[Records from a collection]
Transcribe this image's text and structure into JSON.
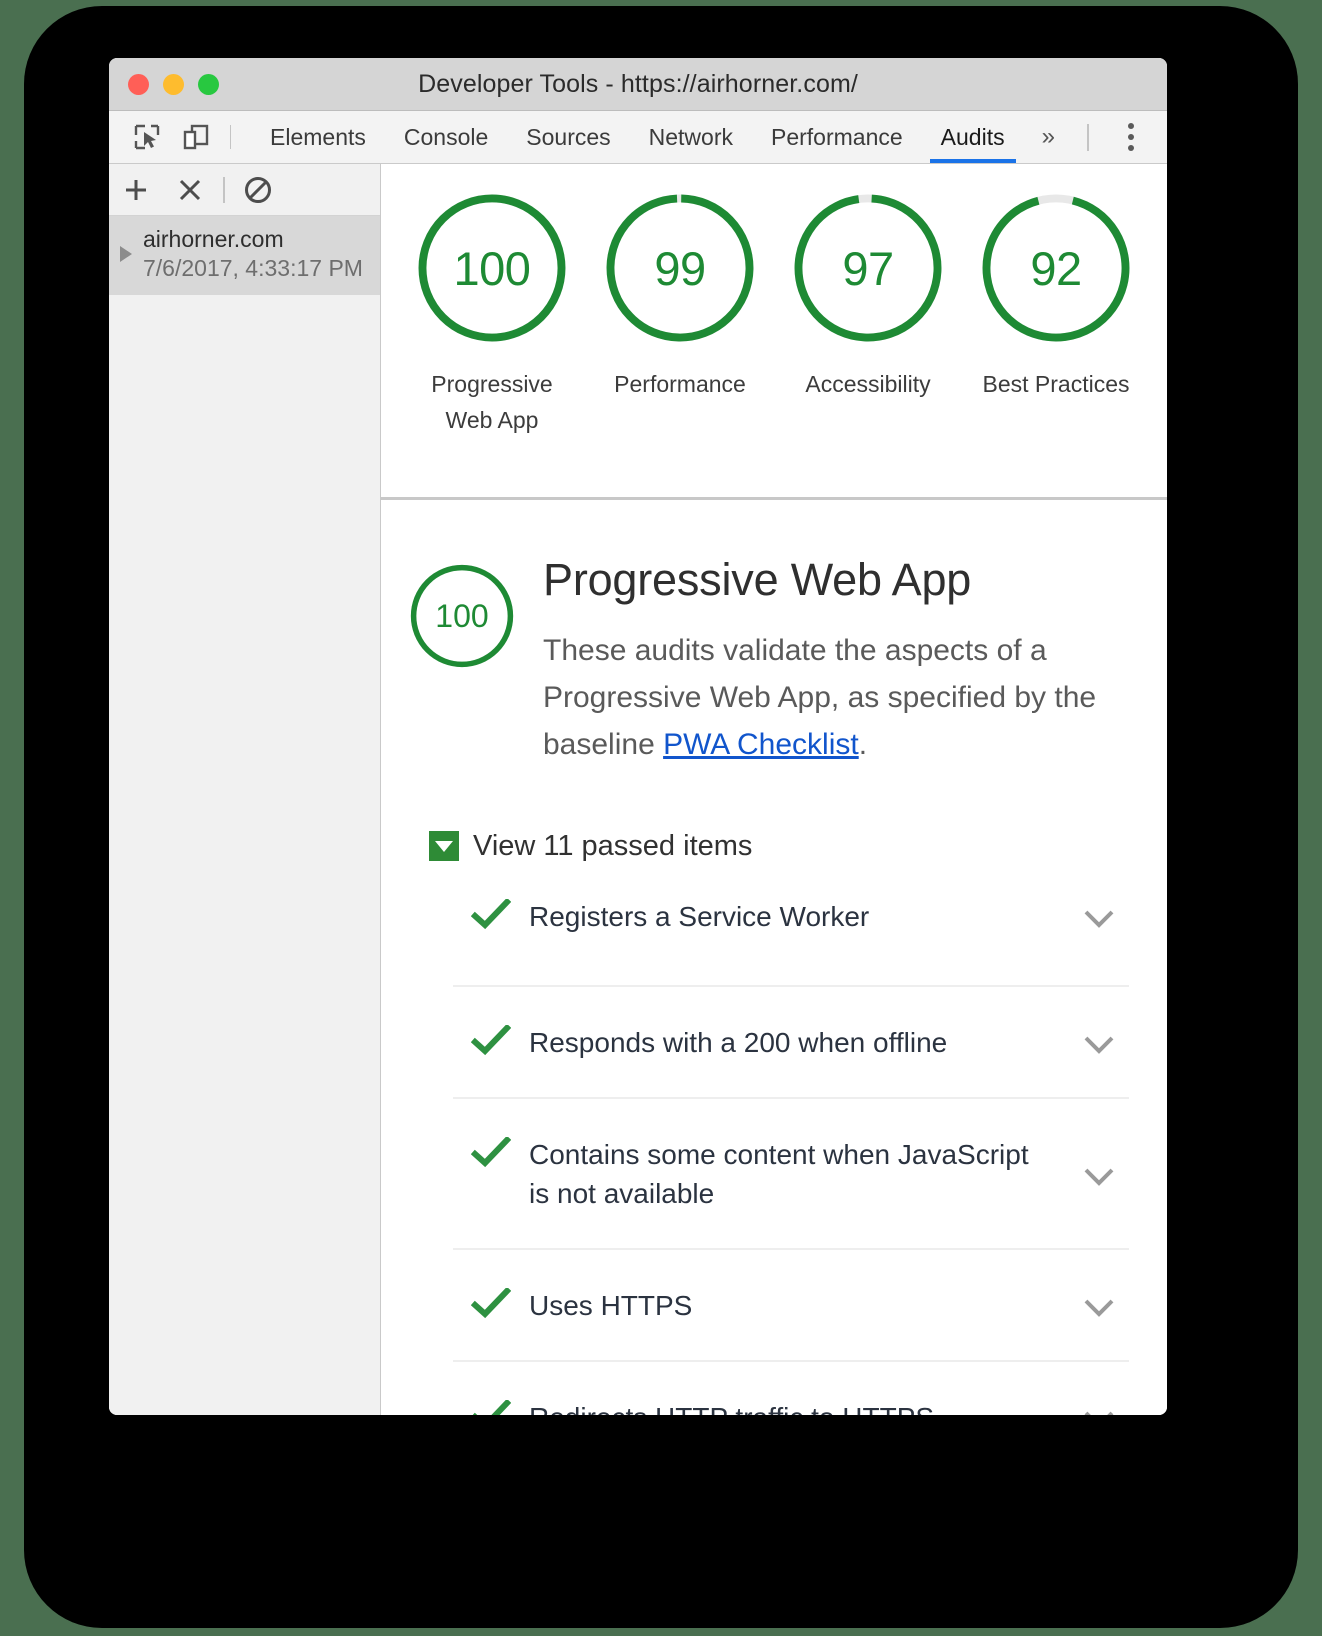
{
  "window": {
    "title": "Developer Tools - https://airhorner.com/",
    "traffic_lights": [
      "close-button",
      "minimize-button",
      "zoom-button"
    ]
  },
  "tabbar": {
    "inspect_icon": "inspect-element-icon",
    "device_icon": "device-toolbar-icon",
    "overflow_label": "»",
    "tabs": [
      {
        "label": "Elements",
        "active": false
      },
      {
        "label": "Console",
        "active": false
      },
      {
        "label": "Sources",
        "active": false
      },
      {
        "label": "Network",
        "active": false
      },
      {
        "label": "Performance",
        "active": false
      },
      {
        "label": "Audits",
        "active": true
      }
    ],
    "menu_icon": "more-options-kebab-icon"
  },
  "sidebar": {
    "toolbar": {
      "add_icon": "plus-icon",
      "clear_icon": "close-x-icon",
      "block_icon": "no-entry-icon"
    },
    "report": {
      "host": "airhorner.com",
      "timestamp": "7/6/2017, 4:33:17 PM",
      "expander_icon": "triangle-right-icon"
    }
  },
  "scores": [
    {
      "value": "100",
      "score": 100,
      "label": "Progressive Web App"
    },
    {
      "value": "99",
      "score": 99,
      "label": "Performance"
    },
    {
      "value": "97",
      "score": 97,
      "label": "Accessibility"
    },
    {
      "value": "92",
      "score": 92,
      "label": "Best Practices"
    }
  ],
  "category": {
    "score_value": "100",
    "score": 100,
    "title": "Progressive Web App",
    "description_before": "These audits validate the aspects of a Progressive Web App, as specified by the baseline ",
    "link_text": "PWA Checklist",
    "description_after": "."
  },
  "passed": {
    "toggle_label": "View 11 passed items",
    "count": 11,
    "caret_icon": "caret-down-icon",
    "items": [
      {
        "title": "Registers a Service Worker",
        "status_icon": "check-icon",
        "expand_icon": "chevron-down-icon"
      },
      {
        "title": "Responds with a 200 when offline",
        "status_icon": "check-icon",
        "expand_icon": "chevron-down-icon"
      },
      {
        "title": "Contains some content when JavaScript is not available",
        "status_icon": "check-icon",
        "expand_icon": "chevron-down-icon"
      },
      {
        "title": "Uses HTTPS",
        "status_icon": "check-icon",
        "expand_icon": "chevron-down-icon"
      },
      {
        "title": "Redirects HTTP traffic to HTTPS",
        "status_icon": "check-icon",
        "expand_icon": "chevron-down-icon"
      }
    ]
  },
  "colors": {
    "pass_green": "#1e8a34",
    "gauge_track": "#e8e8e8",
    "link_blue": "#1155cc",
    "tab_active_underline": "#1a73e8",
    "page_background": "#4a6f50"
  }
}
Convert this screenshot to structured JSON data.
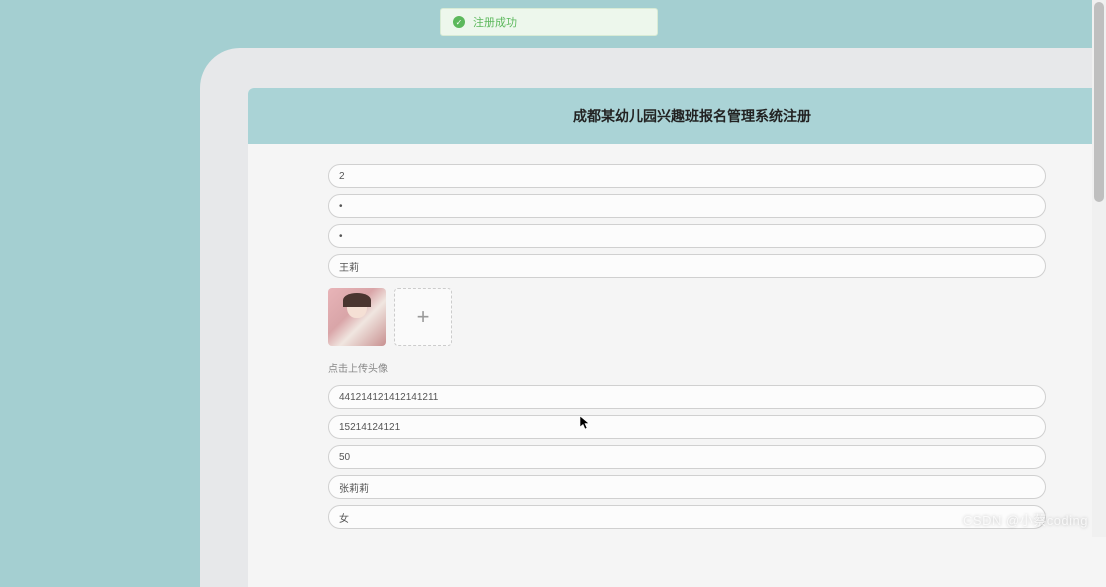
{
  "toast": {
    "message": "注册成功"
  },
  "header": {
    "title": "成都某幼儿园兴趣班报名管理系统注册"
  },
  "form": {
    "field1": "2",
    "field2": "•",
    "field3": "•",
    "field4": "王莉",
    "uploadLabel": "点击上传头像",
    "field5": "441214121412141211",
    "field6": "15214124121",
    "field7": "50",
    "field8": "张莉莉",
    "field9": "女"
  },
  "watermark": "CSDN @小蔡coding"
}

### Written task
Gather all lines with the string "close" from the data.

### Solution
      "close-button",
      "clear_icon": "close-x-icon",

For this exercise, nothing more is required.